Given task: Reproduce every entry exactly as shown.

Supplied material:
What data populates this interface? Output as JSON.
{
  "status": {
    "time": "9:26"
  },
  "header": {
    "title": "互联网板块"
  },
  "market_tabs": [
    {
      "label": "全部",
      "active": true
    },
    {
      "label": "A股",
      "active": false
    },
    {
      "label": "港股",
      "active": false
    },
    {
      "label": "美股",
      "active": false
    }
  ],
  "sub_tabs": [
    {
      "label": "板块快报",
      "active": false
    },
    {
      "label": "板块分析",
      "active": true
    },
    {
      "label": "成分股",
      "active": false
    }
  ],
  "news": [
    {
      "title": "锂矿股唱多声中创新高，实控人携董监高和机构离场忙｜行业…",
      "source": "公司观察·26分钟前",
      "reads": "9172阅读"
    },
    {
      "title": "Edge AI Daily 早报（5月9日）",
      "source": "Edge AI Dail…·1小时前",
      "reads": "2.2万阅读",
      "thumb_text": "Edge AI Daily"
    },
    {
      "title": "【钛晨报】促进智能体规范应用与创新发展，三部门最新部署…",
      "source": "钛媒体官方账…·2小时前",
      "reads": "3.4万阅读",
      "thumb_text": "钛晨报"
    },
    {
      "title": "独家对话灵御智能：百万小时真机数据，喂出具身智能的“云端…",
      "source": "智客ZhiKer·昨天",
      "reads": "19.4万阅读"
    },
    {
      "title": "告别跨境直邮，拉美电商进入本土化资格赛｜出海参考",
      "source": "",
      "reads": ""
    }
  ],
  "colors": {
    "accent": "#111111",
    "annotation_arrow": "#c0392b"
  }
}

Response for this exercise:
What data populates this interface? Output as JSON.
{
  "status": {
    "time": "9:26"
  },
  "header": {
    "title": "互联网板块"
  },
  "market_tabs": [
    {
      "label": "全部",
      "active": true
    },
    {
      "label": "A股",
      "active": false
    },
    {
      "label": "港股",
      "active": false
    },
    {
      "label": "美股",
      "active": false
    }
  ],
  "sub_tabs": [
    {
      "label": "板块快报",
      "active": false
    },
    {
      "label": "板块分析",
      "active": true
    },
    {
      "label": "成分股",
      "active": false
    }
  ],
  "news": [
    {
      "title": "锂矿股唱多声中创新高，实控人携董监高和机构离场忙｜行业…",
      "source": "公司观察·26分钟前",
      "reads": "9172阅读"
    },
    {
      "title": "Edge AI Daily 早报（5月9日）",
      "source": "Edge AI Dail…·1小时前",
      "reads": "2.2万阅读",
      "thumb_text": "Edge AI Daily"
    },
    {
      "title": "【钛晨报】促进智能体规范应用与创新发展，三部门最新部署…",
      "source": "钛媒体官方账…·2小时前",
      "reads": "3.4万阅读",
      "thumb_text": "钛晨报"
    },
    {
      "title": "独家对话灵御智能：百万小时真机数据，喂出具身智能的“云端…",
      "source": "智客ZhiKer·昨天",
      "reads": "19.4万阅读"
    },
    {
      "title": "告别跨境直邮，拉美电商进入本土化资格赛｜出海参考",
      "source": "",
      "reads": ""
    }
  ],
  "colors": {
    "accent": "#111111",
    "annotation_arrow": "#c0392b"
  }
}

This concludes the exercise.